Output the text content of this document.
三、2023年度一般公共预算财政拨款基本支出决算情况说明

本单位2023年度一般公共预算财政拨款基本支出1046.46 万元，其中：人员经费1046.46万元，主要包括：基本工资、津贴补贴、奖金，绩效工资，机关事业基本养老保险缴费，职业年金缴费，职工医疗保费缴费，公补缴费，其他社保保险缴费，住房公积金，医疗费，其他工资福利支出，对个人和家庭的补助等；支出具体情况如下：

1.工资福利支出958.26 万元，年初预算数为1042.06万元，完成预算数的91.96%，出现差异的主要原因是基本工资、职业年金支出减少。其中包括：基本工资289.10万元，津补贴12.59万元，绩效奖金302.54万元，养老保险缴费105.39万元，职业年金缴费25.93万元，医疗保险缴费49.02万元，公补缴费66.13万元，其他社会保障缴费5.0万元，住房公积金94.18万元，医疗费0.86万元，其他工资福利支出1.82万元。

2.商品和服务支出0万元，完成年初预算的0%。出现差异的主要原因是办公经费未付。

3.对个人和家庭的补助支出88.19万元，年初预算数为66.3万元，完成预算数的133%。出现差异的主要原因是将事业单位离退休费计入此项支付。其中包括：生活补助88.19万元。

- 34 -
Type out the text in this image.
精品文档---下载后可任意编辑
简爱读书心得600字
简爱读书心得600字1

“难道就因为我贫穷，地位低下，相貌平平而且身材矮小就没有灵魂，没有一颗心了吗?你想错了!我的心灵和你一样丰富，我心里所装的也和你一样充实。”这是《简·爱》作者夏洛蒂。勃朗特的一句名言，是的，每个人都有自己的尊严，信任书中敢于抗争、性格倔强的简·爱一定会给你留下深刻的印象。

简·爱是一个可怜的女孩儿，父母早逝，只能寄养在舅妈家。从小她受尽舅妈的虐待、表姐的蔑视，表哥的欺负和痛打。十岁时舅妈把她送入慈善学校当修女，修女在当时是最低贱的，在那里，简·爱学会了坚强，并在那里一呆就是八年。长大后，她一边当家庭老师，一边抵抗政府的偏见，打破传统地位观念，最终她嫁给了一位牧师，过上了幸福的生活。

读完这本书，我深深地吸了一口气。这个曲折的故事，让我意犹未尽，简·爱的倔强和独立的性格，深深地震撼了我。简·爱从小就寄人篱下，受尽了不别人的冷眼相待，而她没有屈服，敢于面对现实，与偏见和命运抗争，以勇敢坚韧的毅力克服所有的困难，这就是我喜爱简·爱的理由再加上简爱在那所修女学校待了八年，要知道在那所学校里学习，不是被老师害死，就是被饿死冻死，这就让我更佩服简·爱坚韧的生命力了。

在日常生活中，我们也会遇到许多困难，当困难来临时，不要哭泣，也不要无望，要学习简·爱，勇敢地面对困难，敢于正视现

TASK DIRECTIONS —
Take the line with "Type out the text in this image." and all lines after it to the last line, and reproduce them exactly.

PROBLEM SOLUTION —
Type out the text in this image.
精品文档---下载后可任意编辑
简爱读书心得600字
简爱读书心得600字1

“难道就因为我贫穷，地位低下，相貌平平而且身材矮小就没有灵魂，没有一颗心了吗?你想错了!我的心灵和你一样丰富，我心里所装的也和你一样充实。”这是《简·爱》作者夏洛蒂。勃朗特的一句名言，是的，每个人都有自己的尊严，信任书中敢于抗争、性格倔强的简·爱一定会给你留下深刻的印象。

简·爱是一个可怜的女孩儿，父母早逝，只能寄养在舅妈家。从小她受尽舅妈的虐待、表姐的蔑视，表哥的欺负和痛打。十岁时舅妈把她送入慈善学校当修女，修女在当时是最低贱的，在那里，简·爱学会了坚强，并在那里一呆就是八年。长大后，她一边当家庭老师，一边抵抗政府的偏见，打破传统地位观念，最终她嫁给了一位牧师，过上了幸福的生活。

读完这本书，我深深地吸了一口气。这个曲折的故事，让我意犹未尽，简·爱的倔强和独立的性格，深深地震撼了我。简·爱从小就寄人篱下，受尽了不别人的冷眼相待，而她没有屈服，敢于面对现实，与偏见和命运抗争，以勇敢坚韧的毅力克服所有的困难，这就是我喜爱简·爱的理由再加上简爱在那所修女学校待了八年，要知道在那所学校里学习，不是被老师害死，就是被饿死冻死，这就让我更佩服简·爱坚韧的生命力了。

在日常生活中，我们也会遇到许多困难，当困难来临时，不要哭泣，也不要无望，要学习简·爱，勇敢地面对困难，敢于正视现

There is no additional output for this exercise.